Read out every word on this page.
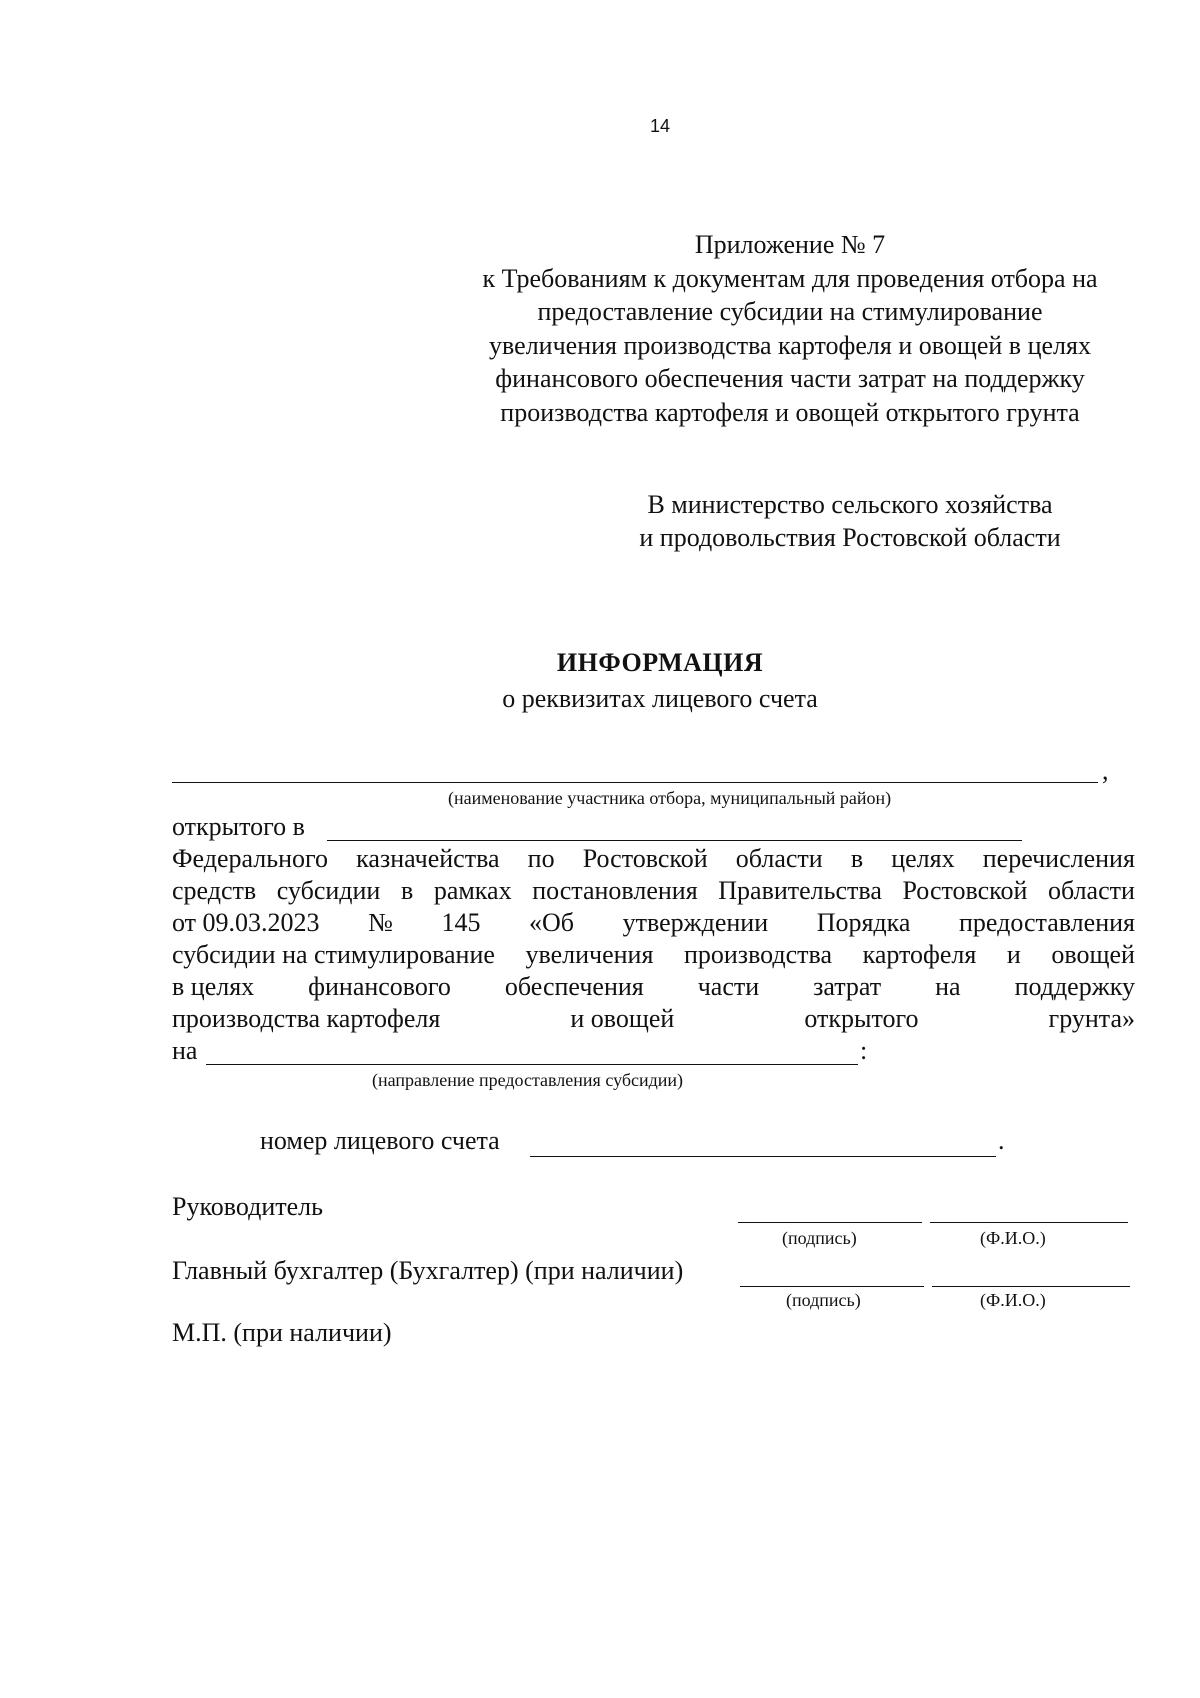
14
Приложение № 7
к Требованиям к документам для проведения отбора на
предоставление субсидии на стимулирование
увеличения производства картофеля и овощей в целях
финансового обеспечения части затрат на поддержку
производства картофеля и овощей открытого грунта
В министерство сельского хозяйства
и продовольствия Ростовской области
ИНФОРМАЦИЯ
о реквизитах лицевого счета
,
(наименование участника отбора, муниципальный район)
открытого в
Федерального казначейства по Ростовской области в целях перечисления
средств субсидии в рамках постановления Правительства Ростовской области
от 09.03.2023 № 145 «Об утверждении Порядка предоставления
субсидии на стимулирование увеличения производства картофеля и овощей
в целях финансового обеспечения части затрат на поддержку
производства картофеля	и овощей	открытого	грунта»
на	:
(направление предоставления субсидии)
номер лицевого счета	.
Руководитель
(подпись)	(Ф.И.О.)
Главный бухгалтер (Бухгалтер) (при наличии)
(подпись)	(Ф.И.О.)
М.П. (при наличии)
===
Output the entries above exactly, without their pictures.

* Answer in full *
Read out every word on this page.
14
Приложение № 7
к Требованиям к документам для проведения отбора на
предоставление субсидии на стимулирование
увеличения производства картофеля и овощей в целях
финансового обеспечения части затрат на поддержку
производства картофеля и овощей открытого грунта
В министерство сельского хозяйства
и продовольствия Ростовской области
ИНФОРМАЦИЯ
о реквизитах лицевого счета
,
(наименование участника отбора, муниципальный район)
открытого в
Федерального казначейства по Ростовской области в целях перечисления
средств субсидии в рамках постановления Правительства Ростовской области
от 09.03.2023 № 145 «Об утверждении Порядка предоставления
субсидии на стимулирование увеличения производства картофеля и овощей
в целях финансового обеспечения части затрат на поддержку
производства картофеля	и овощей	открытого	грунта»
на	:
(направление предоставления субсидии)
номер лицевого счета	.
Руководитель
(подпись)	(Ф.И.О.)
Главный бухгалтер (Бухгалтер) (при наличии)
(подпись)	(Ф.И.О.)
М.П. (при наличии)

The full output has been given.